- Brief
Write out each line from the data below that includes the word "name".

- Data rows
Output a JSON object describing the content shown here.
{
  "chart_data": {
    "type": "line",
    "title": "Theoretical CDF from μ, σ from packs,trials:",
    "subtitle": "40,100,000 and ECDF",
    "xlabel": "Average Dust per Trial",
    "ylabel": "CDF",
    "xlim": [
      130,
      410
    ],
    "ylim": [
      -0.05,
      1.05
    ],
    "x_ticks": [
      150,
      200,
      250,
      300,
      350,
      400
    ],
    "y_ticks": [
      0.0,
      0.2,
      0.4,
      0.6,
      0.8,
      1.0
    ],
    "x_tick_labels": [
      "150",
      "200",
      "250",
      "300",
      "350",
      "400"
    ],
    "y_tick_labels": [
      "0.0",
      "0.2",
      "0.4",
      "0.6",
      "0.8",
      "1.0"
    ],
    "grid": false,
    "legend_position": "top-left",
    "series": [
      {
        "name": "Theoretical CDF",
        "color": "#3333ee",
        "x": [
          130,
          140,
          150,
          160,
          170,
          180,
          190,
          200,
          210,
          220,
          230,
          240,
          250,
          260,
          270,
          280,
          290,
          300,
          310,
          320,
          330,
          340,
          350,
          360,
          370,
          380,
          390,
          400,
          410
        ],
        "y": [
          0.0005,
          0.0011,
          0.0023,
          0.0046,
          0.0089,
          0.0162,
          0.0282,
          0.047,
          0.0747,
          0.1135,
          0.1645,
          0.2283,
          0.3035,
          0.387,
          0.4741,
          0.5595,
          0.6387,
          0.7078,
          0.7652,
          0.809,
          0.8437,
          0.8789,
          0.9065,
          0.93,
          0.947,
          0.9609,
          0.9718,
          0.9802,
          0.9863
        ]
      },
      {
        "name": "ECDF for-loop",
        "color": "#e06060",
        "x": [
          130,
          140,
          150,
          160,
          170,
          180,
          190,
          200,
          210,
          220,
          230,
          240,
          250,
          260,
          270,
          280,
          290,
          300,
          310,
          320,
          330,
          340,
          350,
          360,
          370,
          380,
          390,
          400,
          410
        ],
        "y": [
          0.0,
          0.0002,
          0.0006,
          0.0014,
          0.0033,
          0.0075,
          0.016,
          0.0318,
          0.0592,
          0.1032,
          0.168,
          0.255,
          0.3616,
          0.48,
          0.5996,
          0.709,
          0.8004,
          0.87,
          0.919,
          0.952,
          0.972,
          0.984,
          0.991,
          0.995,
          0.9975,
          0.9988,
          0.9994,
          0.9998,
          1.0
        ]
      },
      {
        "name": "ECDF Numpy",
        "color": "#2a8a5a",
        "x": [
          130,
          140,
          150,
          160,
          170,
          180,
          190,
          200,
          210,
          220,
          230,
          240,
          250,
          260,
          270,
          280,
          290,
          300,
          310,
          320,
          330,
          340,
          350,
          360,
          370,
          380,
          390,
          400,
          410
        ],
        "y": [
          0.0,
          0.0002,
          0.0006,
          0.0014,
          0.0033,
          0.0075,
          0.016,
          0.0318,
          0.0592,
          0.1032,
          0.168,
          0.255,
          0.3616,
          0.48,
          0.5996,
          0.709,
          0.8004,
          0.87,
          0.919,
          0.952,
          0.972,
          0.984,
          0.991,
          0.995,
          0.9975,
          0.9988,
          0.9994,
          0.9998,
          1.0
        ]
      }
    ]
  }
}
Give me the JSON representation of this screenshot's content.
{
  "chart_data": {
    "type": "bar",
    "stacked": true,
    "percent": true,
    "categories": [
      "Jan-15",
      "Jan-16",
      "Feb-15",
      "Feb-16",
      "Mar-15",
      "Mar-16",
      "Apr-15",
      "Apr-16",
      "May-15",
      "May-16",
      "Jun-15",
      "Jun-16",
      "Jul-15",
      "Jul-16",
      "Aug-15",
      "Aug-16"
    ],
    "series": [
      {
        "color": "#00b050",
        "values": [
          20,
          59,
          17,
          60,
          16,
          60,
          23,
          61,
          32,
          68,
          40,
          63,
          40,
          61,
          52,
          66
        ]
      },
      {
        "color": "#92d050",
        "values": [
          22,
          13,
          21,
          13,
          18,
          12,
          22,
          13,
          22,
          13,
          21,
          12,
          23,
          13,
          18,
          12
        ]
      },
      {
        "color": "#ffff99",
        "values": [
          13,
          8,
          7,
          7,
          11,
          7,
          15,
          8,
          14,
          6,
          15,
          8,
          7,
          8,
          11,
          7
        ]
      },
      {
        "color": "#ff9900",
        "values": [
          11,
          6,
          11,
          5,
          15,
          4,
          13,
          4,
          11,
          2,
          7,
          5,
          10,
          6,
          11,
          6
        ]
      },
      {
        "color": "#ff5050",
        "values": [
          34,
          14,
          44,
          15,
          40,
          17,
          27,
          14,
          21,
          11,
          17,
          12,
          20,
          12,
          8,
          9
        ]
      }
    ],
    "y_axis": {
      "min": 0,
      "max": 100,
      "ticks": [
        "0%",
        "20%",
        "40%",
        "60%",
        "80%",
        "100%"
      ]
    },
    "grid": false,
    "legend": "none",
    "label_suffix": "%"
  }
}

- Result of the task
        "name": "Theoretical CDF",
        "name": "ECDF for-loop",
        "name": "ECDF Numpy",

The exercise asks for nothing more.